Items listed in a dataset:
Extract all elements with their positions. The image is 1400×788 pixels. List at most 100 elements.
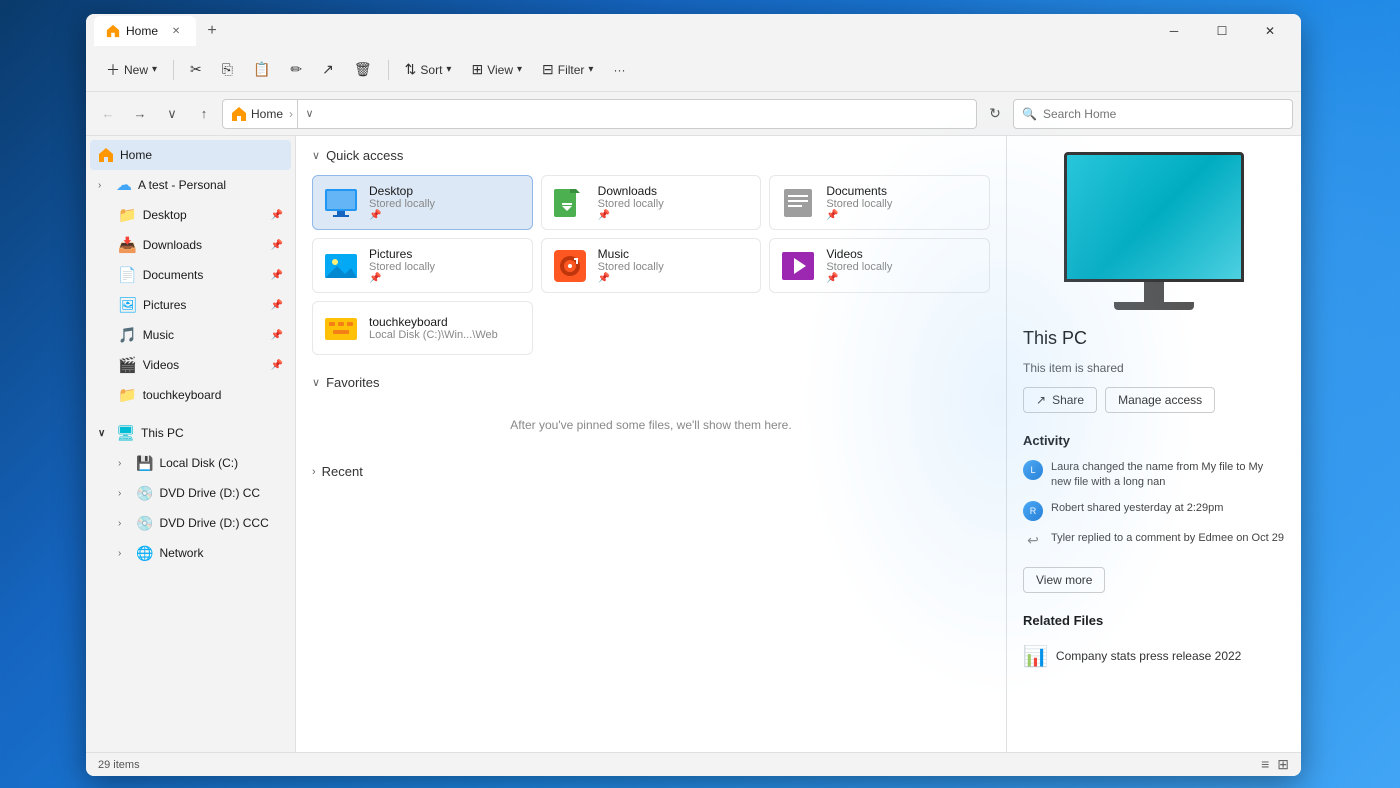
favorites-header[interactable]: ∨ Favorites <box>312 375 990 390</box>
sidebar-item-desktop[interactable]: 📁 Desktop 📌 <box>110 200 291 230</box>
folder-card-desktop[interactable]: Desktop Stored locally 📌 <box>312 175 533 230</box>
cut-button[interactable]: ✂ <box>182 54 210 86</box>
activity-title: Activity <box>1023 433 1285 448</box>
share-toolbar-button[interactable]: ↗ <box>314 54 342 86</box>
sidebar-item-music[interactable]: 🎵 Music 📌 <box>110 320 291 350</box>
up-button[interactable]: ↑ <box>190 100 218 128</box>
related-file-icon: 📊 <box>1023 644 1048 669</box>
videos-card-icon <box>780 248 816 284</box>
pin-icon-music: 📌 <box>271 330 283 341</box>
folder-card-pictures[interactable]: Pictures Stored locally 📌 <box>312 238 533 293</box>
recent-locations-button[interactable]: ∨ <box>158 100 186 128</box>
folder-card-touchkeyboard[interactable]: touchkeyboard Local Disk (C:)\Win...\Web <box>312 301 533 355</box>
address-input[interactable]: Home › ∨ <box>222 99 977 129</box>
toolbar: ＋ New ▾ ✂ ⎘ 📋 ✏ ↗ 🗑 ⇅ Sort <box>86 48 1301 92</box>
refresh-button[interactable]: ↻ <box>981 100 1009 128</box>
sidebar-item-atest[interactable]: › ☁ A test - Personal <box>90 170 291 200</box>
documents-card-icon <box>780 185 816 221</box>
sidebar-item-localdisk[interactable]: › 💾 Local Disk (C:) <box>110 448 291 478</box>
copy-icon: ⎘ <box>222 61 233 78</box>
delete-button[interactable]: 🗑 <box>346 54 380 86</box>
search-icon: 🔍 <box>1022 107 1037 121</box>
maximize-button[interactable]: ☐ <box>1199 15 1245 47</box>
documents-pin: 📌 <box>826 210 892 221</box>
sidebar-item-dvd1[interactable]: › 💿 DVD Drive (D:) CC <box>110 478 291 508</box>
recent-header[interactable]: › Recent <box>312 464 990 479</box>
home-tab[interactable]: Home ✕ <box>94 16 196 46</box>
new-icon: ＋ <box>106 60 120 80</box>
activity-list: L Laura changed the name from My file to… <box>1023 460 1285 551</box>
search-input[interactable] <box>1043 107 1284 121</box>
minimize-button[interactable]: ─ <box>1151 15 1197 47</box>
sidebar-item-touchkeyboard[interactable]: 📁 touchkeyboard <box>110 380 291 410</box>
view-more-button[interactable]: View more <box>1023 567 1105 593</box>
sidebar-item-network[interactable]: › 🌐 Network <box>110 538 291 568</box>
status-bar: 29 items ≡ ⊞ <box>86 752 1301 776</box>
panel-title: This PC <box>1023 328 1285 349</box>
folder-card-music[interactable]: Music Stored locally 📌 <box>541 238 762 293</box>
filter-button[interactable]: ⊟ Filter ▾ <box>534 54 601 86</box>
more-button[interactable]: ··· <box>605 54 633 86</box>
localdisk-icon: 💾 <box>136 455 153 472</box>
downloads-pin: 📌 <box>598 210 664 221</box>
activity-item-1: R Robert shared yesterday at 2:29pm <box>1023 501 1285 521</box>
items-count: 29 items <box>98 759 140 771</box>
recent-chevron: › <box>312 466 316 478</box>
favorites-empty-message: After you've pinned some files, we'll sh… <box>312 402 990 448</box>
sort-icon: ⇅ <box>405 61 417 78</box>
sidebar: Home › ☁ A test - Personal 📁 Desktop 📌 📥… <box>86 136 296 752</box>
grid-view-toggle[interactable]: ⊞ <box>1277 756 1289 773</box>
sidebar-item-videos[interactable]: 🎬 Videos 📌 <box>110 350 291 380</box>
expand-icon-atest: › <box>98 180 110 191</box>
paste-button[interactable]: 📋 <box>245 54 278 86</box>
activity-avatar-0: L <box>1023 460 1043 480</box>
folder-card-videos[interactable]: Videos Stored locally 📌 <box>769 238 990 293</box>
manage-access-button[interactable]: Manage access <box>1105 387 1215 413</box>
favorites-chevron: ∨ <box>312 376 320 389</box>
rename-button[interactable]: ✏ <box>282 54 310 86</box>
folder-card-downloads[interactable]: Downloads Stored locally 📌 <box>541 175 762 230</box>
address-chevron-button[interactable]: ∨ <box>297 99 321 129</box>
sidebar-pinned-list: 📁 Desktop 📌 📥 Downloads 📌 📄 Documents 📌 … <box>86 200 295 410</box>
sidebar-item-pictures[interactable]: 🖼 Pictures 📌 <box>110 290 291 320</box>
new-button[interactable]: ＋ New ▾ <box>98 54 165 86</box>
share-panel-icon: ↗ <box>1036 393 1046 407</box>
pin-icon-downloads: 📌 <box>271 240 283 251</box>
sidebar-item-thispc[interactable]: ∨ 🖥 This PC <box>90 418 291 448</box>
videos-pin: 📌 <box>826 273 892 284</box>
related-file-0[interactable]: 📊 Company stats press release 2022 <box>1023 640 1285 673</box>
sidebar-item-home[interactable]: Home <box>90 140 291 170</box>
panel-preview <box>1023 152 1285 312</box>
pin-icon-documents: 📌 <box>271 270 283 281</box>
activity-avatar-2: ↩ <box>1023 531 1043 551</box>
copy-button[interactable]: ⎘ <box>214 54 241 86</box>
toolbar-separator-2 <box>388 60 389 80</box>
list-view-toggle[interactable]: ≡ <box>1261 756 1269 773</box>
expand-icon-dvd1: › <box>118 488 130 499</box>
quick-access-header[interactable]: ∨ Quick access <box>312 148 990 163</box>
tab-close-button[interactable]: ✕ <box>168 23 184 39</box>
sidebar-item-downloads[interactable]: 📥 Downloads 📌 <box>110 230 291 260</box>
downloads-folder-icon: 📥 <box>118 236 137 254</box>
expand-icon-thispc: ∨ <box>98 428 110 439</box>
pictures-folder-icon: 🖼 <box>118 296 137 314</box>
sort-button[interactable]: ⇅ Sort ▾ <box>397 54 460 86</box>
desktop-pin: 📌 <box>369 210 435 221</box>
panel-shared-label: This item is shared <box>1023 361 1285 375</box>
paste-icon: 📋 <box>253 61 270 78</box>
sidebar-item-dvd2[interactable]: › 💿 DVD Drive (D:) CCC <box>110 508 291 538</box>
rename-icon: ✏ <box>290 61 302 78</box>
home-tab-icon <box>106 24 120 38</box>
share-toolbar-icon: ↗ <box>322 61 334 78</box>
sidebar-item-documents[interactable]: 📄 Documents 📌 <box>110 260 291 290</box>
status-right: ≡ ⊞ <box>1261 756 1289 773</box>
back-button[interactable]: ← <box>94 100 122 128</box>
forward-button[interactable]: → <box>126 100 154 128</box>
music-card-icon <box>552 248 588 284</box>
new-tab-button[interactable]: + <box>198 17 226 45</box>
share-panel-button[interactable]: ↗ Share <box>1023 387 1097 413</box>
view-button[interactable]: ⊞ View ▾ <box>463 54 530 86</box>
folder-card-documents[interactable]: Documents Stored locally 📌 <box>769 175 990 230</box>
close-button[interactable]: ✕ <box>1247 15 1293 47</box>
right-panel: This PC This item is shared ↗ Share Mana… <box>1006 136 1301 752</box>
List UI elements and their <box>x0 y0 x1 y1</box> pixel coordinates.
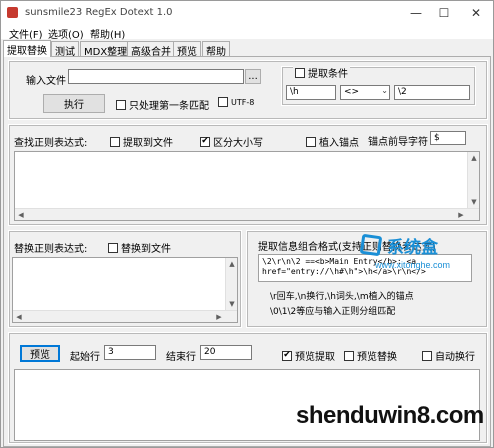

§ **EXERCISE DIRECTIONS**
Swap every occurrence of "Stored locally" with "Saved on this device" throughout the rows above and give them again with nothing else altered. Leave the pictures out.

§ **RESULT BELOW**
Extract all elements with their positions. The image is 1400×788 pixels. List at most 100 elements.
favorites-header[interactable]: ∨ Favorites <box>312 375 990 390</box>
sidebar-item-desktop[interactable]: 📁 Desktop 📌 <box>110 200 291 230</box>
folder-card-desktop[interactable]: Desktop Saved on this device 📌 <box>312 175 533 230</box>
cut-button[interactable]: ✂ <box>182 54 210 86</box>
activity-title: Activity <box>1023 433 1285 448</box>
share-toolbar-button[interactable]: ↗ <box>314 54 342 86</box>
sidebar-item-music[interactable]: 🎵 Music 📌 <box>110 320 291 350</box>
up-button[interactable]: ↑ <box>190 100 218 128</box>
related-file-icon: 📊 <box>1023 644 1048 669</box>
videos-card-icon <box>780 248 816 284</box>
pin-icon-music: 📌 <box>271 330 283 341</box>
folder-card-pictures[interactable]: Pictures Saved on this device 📌 <box>312 238 533 293</box>
recent-locations-button[interactable]: ∨ <box>158 100 186 128</box>
folder-card-touchkeyboard[interactable]: touchkeyboard Local Disk (C:)\Win...\Web <box>312 301 533 355</box>
address-input[interactable]: Home › ∨ <box>222 99 977 129</box>
toolbar: ＋ New ▾ ✂ ⎘ 📋 ✏ ↗ 🗑 ⇅ Sort <box>86 48 1301 92</box>
refresh-button[interactable]: ↻ <box>981 100 1009 128</box>
sidebar-item-atest[interactable]: › ☁ A test - Personal <box>90 170 291 200</box>
documents-card-icon <box>780 185 816 221</box>
sidebar-item-localdisk[interactable]: › 💾 Local Disk (C:) <box>110 448 291 478</box>
copy-icon: ⎘ <box>222 61 233 78</box>
delete-button[interactable]: 🗑 <box>346 54 380 86</box>
search-icon: 🔍 <box>1022 107 1037 121</box>
maximize-button[interactable]: ☐ <box>1199 15 1245 47</box>
documents-pin: 📌 <box>826 210 892 221</box>
sidebar-item-dvd1[interactable]: › 💿 DVD Drive (D:) CC <box>110 478 291 508</box>
recent-header[interactable]: › Recent <box>312 464 990 479</box>
home-tab[interactable]: Home ✕ <box>94 16 196 46</box>
new-icon: ＋ <box>106 60 120 80</box>
activity-list: L Laura changed the name from My file to… <box>1023 460 1285 551</box>
search-input[interactable] <box>1043 107 1284 121</box>
minimize-button[interactable]: ─ <box>1151 15 1197 47</box>
sidebar-item-touchkeyboard[interactable]: 📁 touchkeyboard <box>110 380 291 410</box>
view-more-button[interactable]: View more <box>1023 567 1105 593</box>
sidebar-item-network[interactable]: › 🌐 Network <box>110 538 291 568</box>
status-bar: 29 items ≡ ⊞ <box>86 752 1301 776</box>
panel-title: This PC <box>1023 328 1285 349</box>
folder-card-music[interactable]: Music Saved on this device 📌 <box>541 238 762 293</box>
filter-button[interactable]: ⊟ Filter ▾ <box>534 54 601 86</box>
more-button[interactable]: ··· <box>605 54 633 86</box>
localdisk-icon: 💾 <box>136 455 153 472</box>
downloads-pin: 📌 <box>598 210 664 221</box>
activity-item-1: R Robert shared yesterday at 2:29pm <box>1023 501 1285 521</box>
items-count: 29 items <box>98 759 140 771</box>
recent-chevron: › <box>312 466 316 478</box>
favorites-empty-message: After you've pinned some files, we'll sh… <box>312 402 990 448</box>
sort-icon: ⇅ <box>405 61 417 78</box>
sidebar: Home › ☁ A test - Personal 📁 Desktop 📌 📥… <box>86 136 296 752</box>
grid-view-toggle[interactable]: ⊞ <box>1277 756 1289 773</box>
sidebar-item-videos[interactable]: 🎬 Videos 📌 <box>110 350 291 380</box>
expand-icon-atest: › <box>98 180 110 191</box>
paste-button[interactable]: 📋 <box>245 54 278 86</box>
activity-avatar-0: L <box>1023 460 1043 480</box>
folder-card-videos[interactable]: Videos Saved on this device 📌 <box>769 238 990 293</box>
manage-access-button[interactable]: Manage access <box>1105 387 1215 413</box>
favorites-chevron: ∨ <box>312 376 320 389</box>
rename-button[interactable]: ✏ <box>282 54 310 86</box>
folder-card-downloads[interactable]: Downloads Saved on this device 📌 <box>541 175 762 230</box>
address-chevron-button[interactable]: ∨ <box>297 99 321 129</box>
sidebar-pinned-list: 📁 Desktop 📌 📥 Downloads 📌 📄 Documents 📌 … <box>86 200 295 410</box>
sidebar-item-pictures[interactable]: 🖼 Pictures 📌 <box>110 290 291 320</box>
new-button[interactable]: ＋ New ▾ <box>98 54 165 86</box>
share-panel-icon: ↗ <box>1036 393 1046 407</box>
pin-icon-downloads: 📌 <box>271 240 283 251</box>
sidebar-item-thispc[interactable]: ∨ 🖥 This PC <box>90 418 291 448</box>
videos-pin: 📌 <box>826 273 892 284</box>
related-file-0[interactable]: 📊 Company stats press release 2022 <box>1023 640 1285 673</box>
sidebar-item-home[interactable]: Home <box>90 140 291 170</box>
panel-preview <box>1023 152 1285 312</box>
pin-icon-documents: 📌 <box>271 270 283 281</box>
activity-avatar-2: ↩ <box>1023 531 1043 551</box>
copy-button[interactable]: ⎘ <box>214 54 241 86</box>
toolbar-separator-2 <box>388 60 389 80</box>
list-view-toggle[interactable]: ≡ <box>1261 756 1269 773</box>
expand-icon-dvd1: › <box>118 488 130 499</box>
quick-access-header[interactable]: ∨ Quick access <box>312 148 990 163</box>
tab-close-button[interactable]: ✕ <box>168 23 184 39</box>
sidebar-item-downloads[interactable]: 📥 Downloads 📌 <box>110 230 291 260</box>
downloads-folder-icon: 📥 <box>118 236 137 254</box>
expand-icon-thispc: ∨ <box>98 428 110 439</box>
pictures-folder-icon: 🖼 <box>118 296 137 314</box>
sort-button[interactable]: ⇅ Sort ▾ <box>397 54 460 86</box>
desktop-pin: 📌 <box>369 210 435 221</box>
panel-shared-label: This item is shared <box>1023 361 1285 375</box>
paste-icon: 📋 <box>253 61 270 78</box>
sidebar-item-dvd2[interactable]: › 💿 DVD Drive (D:) CCC <box>110 508 291 538</box>
rename-icon: ✏ <box>290 61 302 78</box>
home-tab-icon <box>106 24 120 38</box>
share-toolbar-icon: ↗ <box>322 61 334 78</box>
sidebar-item-documents[interactable]: 📄 Documents 📌 <box>110 260 291 290</box>
status-right: ≡ ⊞ <box>1261 756 1289 773</box>
back-button[interactable]: ← <box>94 100 122 128</box>
forward-button[interactable]: → <box>126 100 154 128</box>
music-card-icon <box>552 248 588 284</box>
new-tab-button[interactable]: + <box>198 17 226 45</box>
share-panel-button[interactable]: ↗ Share <box>1023 387 1097 413</box>
view-button[interactable]: ⊞ View ▾ <box>463 54 530 86</box>
folder-card-documents[interactable]: Documents Saved on this device 📌 <box>769 175 990 230</box>
close-button[interactable]: ✕ <box>1247 15 1293 47</box>
right-panel: This PC This item is shared ↗ Share Mana… <box>1006 136 1301 752</box>
List UI elements and their <box>x0 y0 x1 y1</box> pixel coordinates.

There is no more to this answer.